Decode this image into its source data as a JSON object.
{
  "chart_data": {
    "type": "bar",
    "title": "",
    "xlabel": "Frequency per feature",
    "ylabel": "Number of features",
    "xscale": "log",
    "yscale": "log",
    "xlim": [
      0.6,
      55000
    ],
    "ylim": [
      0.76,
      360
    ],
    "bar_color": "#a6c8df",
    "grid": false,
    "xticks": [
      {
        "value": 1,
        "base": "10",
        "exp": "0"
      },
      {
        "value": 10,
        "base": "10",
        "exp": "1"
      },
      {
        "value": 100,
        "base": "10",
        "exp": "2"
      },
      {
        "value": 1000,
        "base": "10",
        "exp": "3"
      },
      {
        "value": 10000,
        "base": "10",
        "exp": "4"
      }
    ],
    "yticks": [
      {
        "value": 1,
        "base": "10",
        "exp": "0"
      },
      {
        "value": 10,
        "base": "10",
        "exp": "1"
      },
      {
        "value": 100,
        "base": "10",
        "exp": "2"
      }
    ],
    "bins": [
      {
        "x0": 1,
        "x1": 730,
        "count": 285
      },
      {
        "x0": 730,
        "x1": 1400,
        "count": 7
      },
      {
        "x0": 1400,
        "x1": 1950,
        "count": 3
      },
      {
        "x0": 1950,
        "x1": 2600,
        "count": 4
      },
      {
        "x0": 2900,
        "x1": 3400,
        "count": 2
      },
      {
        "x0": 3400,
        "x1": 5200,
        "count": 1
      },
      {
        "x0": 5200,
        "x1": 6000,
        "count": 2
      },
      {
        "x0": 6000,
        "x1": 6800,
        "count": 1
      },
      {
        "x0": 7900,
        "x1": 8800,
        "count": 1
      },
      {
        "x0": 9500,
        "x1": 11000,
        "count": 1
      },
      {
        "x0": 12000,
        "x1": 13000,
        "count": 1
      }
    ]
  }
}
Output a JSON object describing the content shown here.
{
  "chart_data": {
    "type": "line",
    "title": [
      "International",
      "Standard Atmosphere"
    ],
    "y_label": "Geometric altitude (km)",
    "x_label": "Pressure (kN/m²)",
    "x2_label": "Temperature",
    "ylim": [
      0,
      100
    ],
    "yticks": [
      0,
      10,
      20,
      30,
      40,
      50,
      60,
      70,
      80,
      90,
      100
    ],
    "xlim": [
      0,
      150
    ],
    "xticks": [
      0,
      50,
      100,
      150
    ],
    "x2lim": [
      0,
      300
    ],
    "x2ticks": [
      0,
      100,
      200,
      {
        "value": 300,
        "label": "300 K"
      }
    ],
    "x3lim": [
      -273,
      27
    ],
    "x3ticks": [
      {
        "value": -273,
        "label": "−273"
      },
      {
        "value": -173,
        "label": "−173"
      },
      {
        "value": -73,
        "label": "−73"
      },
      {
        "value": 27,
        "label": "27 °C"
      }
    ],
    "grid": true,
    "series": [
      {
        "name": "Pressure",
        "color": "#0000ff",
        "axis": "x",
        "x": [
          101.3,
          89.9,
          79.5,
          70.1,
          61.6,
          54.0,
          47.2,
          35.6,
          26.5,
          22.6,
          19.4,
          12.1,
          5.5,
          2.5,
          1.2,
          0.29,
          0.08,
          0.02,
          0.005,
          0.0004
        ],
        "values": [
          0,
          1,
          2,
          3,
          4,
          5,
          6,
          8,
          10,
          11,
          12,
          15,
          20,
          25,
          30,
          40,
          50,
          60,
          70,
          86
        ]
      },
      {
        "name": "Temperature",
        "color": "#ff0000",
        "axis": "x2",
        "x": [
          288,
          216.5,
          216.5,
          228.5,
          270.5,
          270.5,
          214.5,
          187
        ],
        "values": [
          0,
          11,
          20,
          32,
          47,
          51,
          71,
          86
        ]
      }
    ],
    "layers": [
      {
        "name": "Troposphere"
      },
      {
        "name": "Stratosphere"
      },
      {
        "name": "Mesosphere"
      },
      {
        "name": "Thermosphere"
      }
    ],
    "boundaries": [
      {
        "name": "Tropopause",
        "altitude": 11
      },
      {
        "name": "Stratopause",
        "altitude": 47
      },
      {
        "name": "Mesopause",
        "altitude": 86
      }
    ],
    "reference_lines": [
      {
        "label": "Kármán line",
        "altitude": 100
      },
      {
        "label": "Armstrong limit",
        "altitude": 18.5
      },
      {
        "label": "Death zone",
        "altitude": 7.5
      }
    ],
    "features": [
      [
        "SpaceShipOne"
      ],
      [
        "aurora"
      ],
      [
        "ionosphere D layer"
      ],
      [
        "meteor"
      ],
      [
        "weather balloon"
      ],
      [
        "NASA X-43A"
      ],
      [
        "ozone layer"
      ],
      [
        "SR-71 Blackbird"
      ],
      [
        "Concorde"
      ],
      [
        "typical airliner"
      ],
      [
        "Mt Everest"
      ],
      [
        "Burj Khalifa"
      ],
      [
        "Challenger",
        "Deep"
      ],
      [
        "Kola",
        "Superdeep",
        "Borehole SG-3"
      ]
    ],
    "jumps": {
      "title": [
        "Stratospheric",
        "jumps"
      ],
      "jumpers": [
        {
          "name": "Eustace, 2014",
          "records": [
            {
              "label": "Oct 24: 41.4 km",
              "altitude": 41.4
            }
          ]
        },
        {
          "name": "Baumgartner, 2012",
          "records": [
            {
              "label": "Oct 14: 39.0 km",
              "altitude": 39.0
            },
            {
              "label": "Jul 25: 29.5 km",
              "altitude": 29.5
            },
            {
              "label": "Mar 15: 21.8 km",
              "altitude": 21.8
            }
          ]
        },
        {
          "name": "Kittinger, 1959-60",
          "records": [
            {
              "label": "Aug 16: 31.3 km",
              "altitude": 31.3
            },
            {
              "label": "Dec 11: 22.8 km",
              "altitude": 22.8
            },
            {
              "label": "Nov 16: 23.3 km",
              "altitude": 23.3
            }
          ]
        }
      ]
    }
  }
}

**PROBLEM STATEMENT**
Repeat the material above in full, exactly as it stands.

**TASK RESULT**
Decode this image into its source data as a JSON object.
{
  "chart_data": {
    "type": "bar",
    "title": "",
    "xlabel": "Frequency per feature",
    "ylabel": "Number of features",
    "xscale": "log",
    "yscale": "log",
    "xlim": [
      0.6,
      55000
    ],
    "ylim": [
      0.76,
      360
    ],
    "bar_color": "#a6c8df",
    "grid": false,
    "xticks": [
      {
        "value": 1,
        "base": "10",
        "exp": "0"
      },
      {
        "value": 10,
        "base": "10",
        "exp": "1"
      },
      {
        "value": 100,
        "base": "10",
        "exp": "2"
      },
      {
        "value": 1000,
        "base": "10",
        "exp": "3"
      },
      {
        "value": 10000,
        "base": "10",
        "exp": "4"
      }
    ],
    "yticks": [
      {
        "value": 1,
        "base": "10",
        "exp": "0"
      },
      {
        "value": 10,
        "base": "10",
        "exp": "1"
      },
      {
        "value": 100,
        "base": "10",
        "exp": "2"
      }
    ],
    "bins": [
      {
        "x0": 1,
        "x1": 730,
        "count": 285
      },
      {
        "x0": 730,
        "x1": 1400,
        "count": 7
      },
      {
        "x0": 1400,
        "x1": 1950,
        "count": 3
      },
      {
        "x0": 1950,
        "x1": 2600,
        "count": 4
      },
      {
        "x0": 2900,
        "x1": 3400,
        "count": 2
      },
      {
        "x0": 3400,
        "x1": 5200,
        "count": 1
      },
      {
        "x0": 5200,
        "x1": 6000,
        "count": 2
      },
      {
        "x0": 6000,
        "x1": 6800,
        "count": 1
      },
      {
        "x0": 7900,
        "x1": 8800,
        "count": 1
      },
      {
        "x0": 9500,
        "x1": 11000,
        "count": 1
      },
      {
        "x0": 12000,
        "x1": 13000,
        "count": 1
      }
    ]
  }
}
Output a JSON object describing the content shown here.
{
  "chart_data": {
    "type": "line",
    "title": [
      "International",
      "Standard Atmosphere"
    ],
    "y_label": "Geometric altitude (km)",
    "x_label": "Pressure (kN/m²)",
    "x2_label": "Temperature",
    "ylim": [
      0,
      100
    ],
    "yticks": [
      0,
      10,
      20,
      30,
      40,
      50,
      60,
      70,
      80,
      90,
      100
    ],
    "xlim": [
      0,
      150
    ],
    "xticks": [
      0,
      50,
      100,
      150
    ],
    "x2lim": [
      0,
      300
    ],
    "x2ticks": [
      0,
      100,
      200,
      {
        "value": 300,
        "label": "300 K"
      }
    ],
    "x3lim": [
      -273,
      27
    ],
    "x3ticks": [
      {
        "value": -273,
        "label": "−273"
      },
      {
        "value": -173,
        "label": "−173"
      },
      {
        "value": -73,
        "label": "−73"
      },
      {
        "value": 27,
        "label": "27 °C"
      }
    ],
    "grid": true,
    "series": [
      {
        "name": "Pressure",
        "color": "#0000ff",
        "axis": "x",
        "x": [
          101.3,
          89.9,
          79.5,
          70.1,
          61.6,
          54.0,
          47.2,
          35.6,
          26.5,
          22.6,
          19.4,
          12.1,
          5.5,
          2.5,
          1.2,
          0.29,
          0.08,
          0.02,
          0.005,
          0.0004
        ],
        "values": [
          0,
          1,
          2,
          3,
          4,
          5,
          6,
          8,
          10,
          11,
          12,
          15,
          20,
          25,
          30,
          40,
          50,
          60,
          70,
          86
        ]
      },
      {
        "name": "Temperature",
        "color": "#ff0000",
        "axis": "x2",
        "x": [
          288,
          216.5,
          216.5,
          228.5,
          270.5,
          270.5,
          214.5,
          187
        ],
        "values": [
          0,
          11,
          20,
          32,
          47,
          51,
          71,
          86
        ]
      }
    ],
    "layers": [
      {
        "name": "Troposphere"
      },
      {
        "name": "Stratosphere"
      },
      {
        "name": "Mesosphere"
      },
      {
        "name": "Thermosphere"
      }
    ],
    "boundaries": [
      {
        "name": "Tropopause",
        "altitude": 11
      },
      {
        "name": "Stratopause",
        "altitude": 47
      },
      {
        "name": "Mesopause",
        "altitude": 86
      }
    ],
    "reference_lines": [
      {
        "label": "Kármán line",
        "altitude": 100
      },
      {
        "label": "Armstrong limit",
        "altitude": 18.5
      },
      {
        "label": "Death zone",
        "altitude": 7.5
      }
    ],
    "features": [
      [
        "SpaceShipOne"
      ],
      [
        "aurora"
      ],
      [
        "ionosphere D layer"
      ],
      [
        "meteor"
      ],
      [
        "weather balloon"
      ],
      [
        "NASA X-43A"
      ],
      [
        "ozone layer"
      ],
      [
        "SR-71 Blackbird"
      ],
      [
        "Concorde"
      ],
      [
        "typical airliner"
      ],
      [
        "Mt Everest"
      ],
      [
        "Burj Khalifa"
      ],
      [
        "Challenger",
        "Deep"
      ],
      [
        "Kola",
        "Superdeep",
        "Borehole SG-3"
      ]
    ],
    "jumps": {
      "title": [
        "Stratospheric",
        "jumps"
      ],
      "jumpers": [
        {
          "name": "Eustace, 2014",
          "records": [
            {
              "label": "Oct 24: 41.4 km",
              "altitude": 41.4
            }
          ]
        },
        {
          "name": "Baumgartner, 2012",
          "records": [
            {
              "label": "Oct 14: 39.0 km",
              "altitude": 39.0
            },
            {
              "label": "Jul 25: 29.5 km",
              "altitude": 29.5
            },
            {
              "label": "Mar 15: 21.8 km",
              "altitude": 21.8
            }
          ]
        },
        {
          "name": "Kittinger, 1959-60",
          "records": [
            {
              "label": "Aug 16: 31.3 km",
              "altitude": 31.3
            },
            {
              "label": "Dec 11: 22.8 km",
              "altitude": 22.8
            },
            {
              "label": "Nov 16: 23.3 km",
              "altitude": 23.3
            }
          ]
        }
      ]
    }
  }
}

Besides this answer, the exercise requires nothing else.